• **Task to carry out**: Repeat the lines that follow, leaving nothing out.
....................
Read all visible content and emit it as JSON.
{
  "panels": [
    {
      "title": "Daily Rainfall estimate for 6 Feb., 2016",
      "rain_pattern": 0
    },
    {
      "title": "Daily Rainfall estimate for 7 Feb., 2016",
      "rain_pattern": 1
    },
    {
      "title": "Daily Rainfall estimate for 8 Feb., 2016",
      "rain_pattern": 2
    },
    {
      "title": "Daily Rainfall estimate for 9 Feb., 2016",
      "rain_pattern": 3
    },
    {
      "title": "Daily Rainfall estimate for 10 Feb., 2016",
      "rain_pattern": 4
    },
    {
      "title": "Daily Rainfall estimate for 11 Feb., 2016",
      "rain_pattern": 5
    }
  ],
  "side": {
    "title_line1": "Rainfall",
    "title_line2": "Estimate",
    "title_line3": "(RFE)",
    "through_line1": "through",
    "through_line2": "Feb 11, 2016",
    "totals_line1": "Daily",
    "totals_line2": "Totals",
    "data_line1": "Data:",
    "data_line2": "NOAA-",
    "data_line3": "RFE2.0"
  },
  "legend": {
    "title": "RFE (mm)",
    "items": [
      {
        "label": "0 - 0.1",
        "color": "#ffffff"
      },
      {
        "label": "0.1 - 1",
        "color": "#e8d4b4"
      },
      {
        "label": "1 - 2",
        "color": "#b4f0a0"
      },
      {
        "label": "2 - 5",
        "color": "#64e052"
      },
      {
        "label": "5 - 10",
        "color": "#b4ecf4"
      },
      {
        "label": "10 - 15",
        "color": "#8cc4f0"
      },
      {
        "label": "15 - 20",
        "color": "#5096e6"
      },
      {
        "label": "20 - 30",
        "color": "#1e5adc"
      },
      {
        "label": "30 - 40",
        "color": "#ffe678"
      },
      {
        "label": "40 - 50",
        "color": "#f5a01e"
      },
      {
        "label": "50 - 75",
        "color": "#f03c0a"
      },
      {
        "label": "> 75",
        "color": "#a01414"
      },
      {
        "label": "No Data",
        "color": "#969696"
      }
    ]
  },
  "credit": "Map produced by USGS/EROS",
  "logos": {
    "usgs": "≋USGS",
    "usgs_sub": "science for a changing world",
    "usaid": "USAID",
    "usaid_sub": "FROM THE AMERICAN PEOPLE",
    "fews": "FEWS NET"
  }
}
....................
• **Written response**:
Read all visible content and emit it as JSON.
{
  "panels": [
    {
      "title": "Daily Rainfall estimate for 6 Feb., 2016",
      "rain_pattern": 0
    },
    {
      "title": "Daily Rainfall estimate for 7 Feb., 2016",
      "rain_pattern": 1
    },
    {
      "title": "Daily Rainfall estimate for 8 Feb., 2016",
      "rain_pattern": 2
    },
    {
      "title": "Daily Rainfall estimate for 9 Feb., 2016",
      "rain_pattern": 3
    },
    {
      "title": "Daily Rainfall estimate for 10 Feb., 2016",
      "rain_pattern": 4
    },
    {
      "title": "Daily Rainfall estimate for 11 Feb., 2016",
      "rain_pattern": 5
    }
  ],
  "side": {
    "title_line1": "Rainfall",
    "title_line2": "Estimate",
    "title_line3": "(RFE)",
    "through_line1": "through",
    "through_line2": "Feb 11, 2016",
    "totals_line1": "Daily",
    "totals_line2": "Totals",
    "data_line1": "Data:",
    "data_line2": "NOAA-",
    "data_line3": "RFE2.0"
  },
  "legend": {
    "title": "RFE (mm)",
    "items": [
      {
        "label": "0 - 0.1",
        "color": "#ffffff"
      },
      {
        "label": "0.1 - 1",
        "color": "#e8d4b4"
      },
      {
        "label": "1 - 2",
        "color": "#b4f0a0"
      },
      {
        "label": "2 - 5",
        "color": "#64e052"
      },
      {
        "label": "5 - 10",
        "color": "#b4ecf4"
      },
      {
        "label": "10 - 15",
        "color": "#8cc4f0"
      },
      {
        "label": "15 - 20",
        "color": "#5096e6"
      },
      {
        "label": "20 - 30",
        "color": "#1e5adc"
      },
      {
        "label": "30 - 40",
        "color": "#ffe678"
      },
      {
        "label": "40 - 50",
        "color": "#f5a01e"
      },
      {
        "label": "50 - 75",
        "color": "#f03c0a"
      },
      {
        "label": "> 75",
        "color": "#a01414"
      },
      {
        "label": "No Data",
        "color": "#969696"
      }
    ]
  },
  "credit": "Map produced by USGS/EROS",
  "logos": {
    "usgs": "≋USGS",
    "usgs_sub": "science for a changing world",
    "usaid": "USAID",
    "usaid_sub": "FROM THE AMERICAN PEOPLE",
    "fews": "FEWS NET"
  }
}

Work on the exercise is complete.